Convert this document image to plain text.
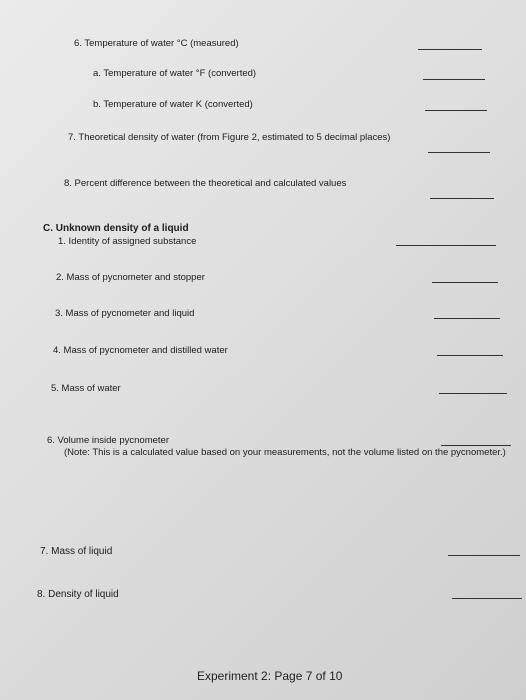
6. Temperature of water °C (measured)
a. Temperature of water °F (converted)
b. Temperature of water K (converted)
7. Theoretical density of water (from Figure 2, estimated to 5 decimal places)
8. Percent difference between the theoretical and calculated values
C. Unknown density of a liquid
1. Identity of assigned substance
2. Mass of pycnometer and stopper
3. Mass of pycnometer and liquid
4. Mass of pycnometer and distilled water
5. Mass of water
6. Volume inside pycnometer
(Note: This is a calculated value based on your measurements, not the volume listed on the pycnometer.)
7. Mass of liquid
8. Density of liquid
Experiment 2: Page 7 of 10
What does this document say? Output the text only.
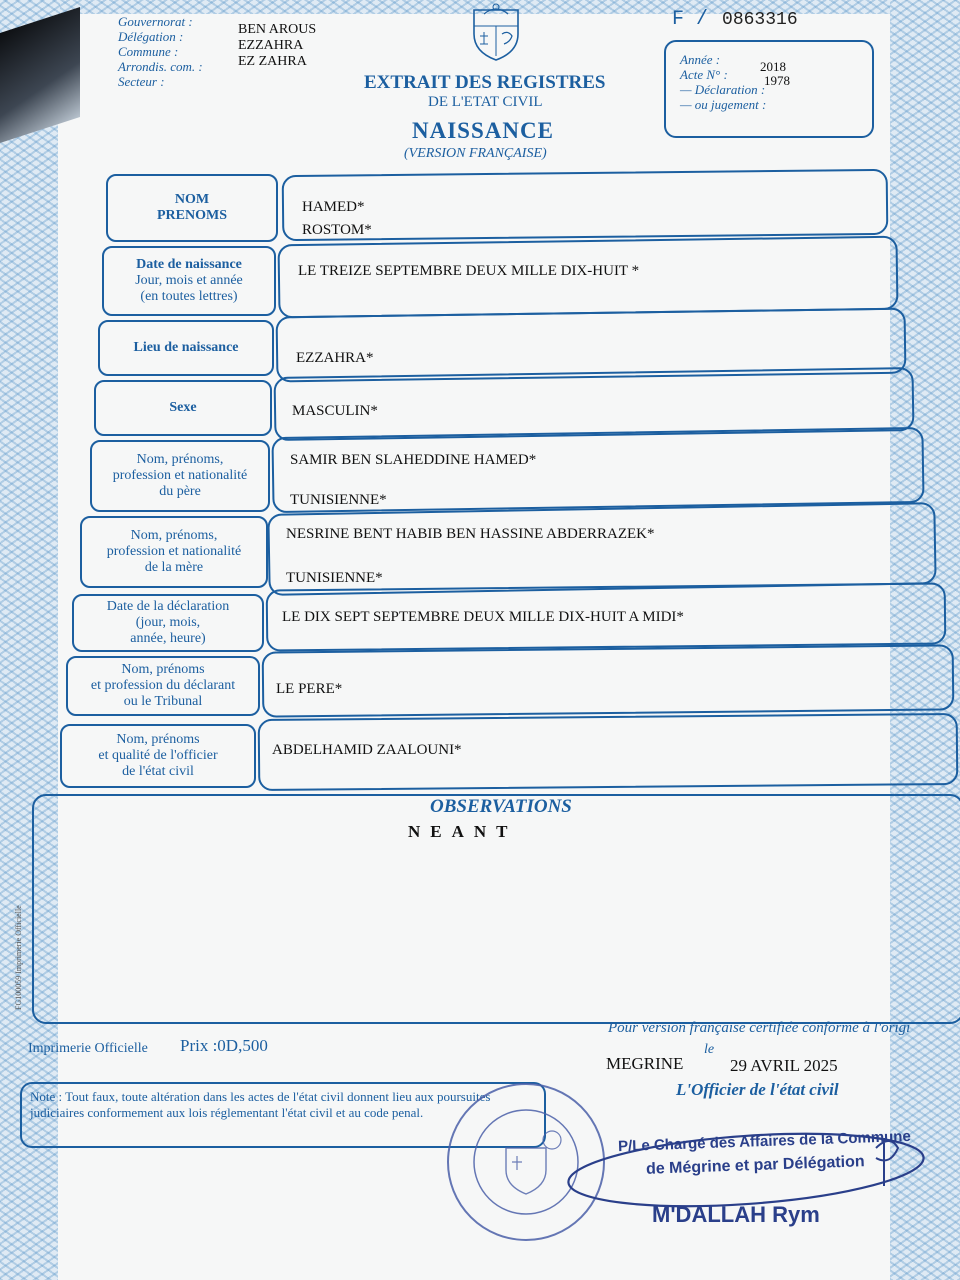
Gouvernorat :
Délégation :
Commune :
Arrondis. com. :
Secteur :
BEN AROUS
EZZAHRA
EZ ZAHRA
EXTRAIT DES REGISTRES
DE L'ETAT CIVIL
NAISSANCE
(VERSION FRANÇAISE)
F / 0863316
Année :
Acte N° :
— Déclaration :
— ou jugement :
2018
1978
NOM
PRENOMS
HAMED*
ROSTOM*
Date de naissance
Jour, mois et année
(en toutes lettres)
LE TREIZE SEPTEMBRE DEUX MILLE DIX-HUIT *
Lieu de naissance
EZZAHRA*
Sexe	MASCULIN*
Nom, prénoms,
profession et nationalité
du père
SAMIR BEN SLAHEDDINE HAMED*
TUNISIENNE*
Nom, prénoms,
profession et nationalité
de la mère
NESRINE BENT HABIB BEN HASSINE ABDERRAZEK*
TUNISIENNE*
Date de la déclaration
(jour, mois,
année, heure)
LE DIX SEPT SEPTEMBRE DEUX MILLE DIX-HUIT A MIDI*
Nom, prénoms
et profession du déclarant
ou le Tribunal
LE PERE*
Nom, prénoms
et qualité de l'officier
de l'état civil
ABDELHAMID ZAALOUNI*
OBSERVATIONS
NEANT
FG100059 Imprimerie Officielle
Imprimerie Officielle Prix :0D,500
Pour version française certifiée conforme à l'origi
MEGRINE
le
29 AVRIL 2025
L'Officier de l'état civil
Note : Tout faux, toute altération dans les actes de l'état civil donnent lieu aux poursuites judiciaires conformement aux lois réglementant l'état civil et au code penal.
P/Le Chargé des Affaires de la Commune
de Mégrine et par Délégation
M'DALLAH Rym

————————

SET TASK: Find the string "document" in the records, then copy each line where it occurs.

ANSWER TO THE TASK:
Convert this document image to plain text.
What does this document say? Output the text only.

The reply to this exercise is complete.